Records:
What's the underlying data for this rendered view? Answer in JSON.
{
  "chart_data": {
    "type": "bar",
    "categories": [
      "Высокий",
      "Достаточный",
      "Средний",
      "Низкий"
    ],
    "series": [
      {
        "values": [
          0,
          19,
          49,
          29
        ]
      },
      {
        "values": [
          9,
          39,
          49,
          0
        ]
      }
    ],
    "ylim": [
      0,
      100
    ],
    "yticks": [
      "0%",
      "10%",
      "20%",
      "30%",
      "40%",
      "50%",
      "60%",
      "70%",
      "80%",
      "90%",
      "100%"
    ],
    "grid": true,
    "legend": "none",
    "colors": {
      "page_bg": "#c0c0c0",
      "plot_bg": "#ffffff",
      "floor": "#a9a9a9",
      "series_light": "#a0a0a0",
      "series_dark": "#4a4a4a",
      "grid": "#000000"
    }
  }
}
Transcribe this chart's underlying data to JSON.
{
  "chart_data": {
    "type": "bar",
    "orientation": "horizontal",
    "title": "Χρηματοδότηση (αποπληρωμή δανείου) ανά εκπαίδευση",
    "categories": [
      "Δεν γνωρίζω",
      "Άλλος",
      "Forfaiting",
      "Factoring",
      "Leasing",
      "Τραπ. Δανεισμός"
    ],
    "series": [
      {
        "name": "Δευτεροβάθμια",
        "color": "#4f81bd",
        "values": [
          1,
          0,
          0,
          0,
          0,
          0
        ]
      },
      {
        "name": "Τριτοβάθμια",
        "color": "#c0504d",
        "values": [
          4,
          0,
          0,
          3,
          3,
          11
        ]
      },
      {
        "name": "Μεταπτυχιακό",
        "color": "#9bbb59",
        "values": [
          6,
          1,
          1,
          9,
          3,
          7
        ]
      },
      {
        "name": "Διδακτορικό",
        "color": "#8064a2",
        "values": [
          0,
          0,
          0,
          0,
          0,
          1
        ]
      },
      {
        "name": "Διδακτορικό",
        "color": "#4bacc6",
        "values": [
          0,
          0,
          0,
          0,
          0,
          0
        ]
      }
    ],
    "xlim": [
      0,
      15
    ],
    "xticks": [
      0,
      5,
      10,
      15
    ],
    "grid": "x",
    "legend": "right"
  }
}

--

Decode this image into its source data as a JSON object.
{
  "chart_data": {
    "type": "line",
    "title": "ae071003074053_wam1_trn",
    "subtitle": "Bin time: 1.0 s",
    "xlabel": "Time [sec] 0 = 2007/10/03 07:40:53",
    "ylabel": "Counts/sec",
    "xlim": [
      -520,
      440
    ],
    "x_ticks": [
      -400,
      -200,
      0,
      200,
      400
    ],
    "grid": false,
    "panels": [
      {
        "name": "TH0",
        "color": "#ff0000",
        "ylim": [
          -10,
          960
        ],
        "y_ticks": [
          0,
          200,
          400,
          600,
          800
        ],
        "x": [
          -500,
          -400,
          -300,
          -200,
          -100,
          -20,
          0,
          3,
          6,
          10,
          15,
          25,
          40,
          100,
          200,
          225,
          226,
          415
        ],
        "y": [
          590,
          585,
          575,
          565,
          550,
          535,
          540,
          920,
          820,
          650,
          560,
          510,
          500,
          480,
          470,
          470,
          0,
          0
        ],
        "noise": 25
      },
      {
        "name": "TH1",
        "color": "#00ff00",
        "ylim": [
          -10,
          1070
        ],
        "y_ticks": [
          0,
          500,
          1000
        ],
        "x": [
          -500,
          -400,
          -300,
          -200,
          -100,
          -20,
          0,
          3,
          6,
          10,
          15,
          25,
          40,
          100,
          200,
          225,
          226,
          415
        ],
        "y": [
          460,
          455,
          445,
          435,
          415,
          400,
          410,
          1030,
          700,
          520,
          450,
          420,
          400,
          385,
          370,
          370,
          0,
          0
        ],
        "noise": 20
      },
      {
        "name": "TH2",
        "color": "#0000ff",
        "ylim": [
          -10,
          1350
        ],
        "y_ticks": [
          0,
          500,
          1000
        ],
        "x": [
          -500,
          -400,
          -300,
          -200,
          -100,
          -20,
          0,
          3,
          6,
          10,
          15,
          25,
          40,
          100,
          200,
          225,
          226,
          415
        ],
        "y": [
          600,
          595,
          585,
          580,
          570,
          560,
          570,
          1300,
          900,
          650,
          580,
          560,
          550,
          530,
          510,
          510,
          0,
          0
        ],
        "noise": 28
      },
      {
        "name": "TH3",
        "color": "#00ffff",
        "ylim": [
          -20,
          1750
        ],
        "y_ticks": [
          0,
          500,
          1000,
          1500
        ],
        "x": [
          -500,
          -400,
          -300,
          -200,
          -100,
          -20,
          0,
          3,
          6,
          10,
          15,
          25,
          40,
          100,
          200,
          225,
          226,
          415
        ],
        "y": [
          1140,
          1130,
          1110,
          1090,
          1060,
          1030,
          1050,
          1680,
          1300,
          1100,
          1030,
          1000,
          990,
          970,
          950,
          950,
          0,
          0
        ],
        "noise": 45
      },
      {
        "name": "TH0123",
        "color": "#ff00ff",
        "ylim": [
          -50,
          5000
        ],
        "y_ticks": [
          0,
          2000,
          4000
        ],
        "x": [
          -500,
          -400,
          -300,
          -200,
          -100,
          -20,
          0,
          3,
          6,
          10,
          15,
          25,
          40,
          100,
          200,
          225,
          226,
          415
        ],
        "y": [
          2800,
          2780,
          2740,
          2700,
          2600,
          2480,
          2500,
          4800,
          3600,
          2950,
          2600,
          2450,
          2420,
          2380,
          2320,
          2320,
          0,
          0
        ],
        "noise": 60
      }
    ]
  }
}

[WHAT YOU WILL DO]
Find how many lines hold the string "JSON", and state that number alone.

[WORKED ANSWER]
3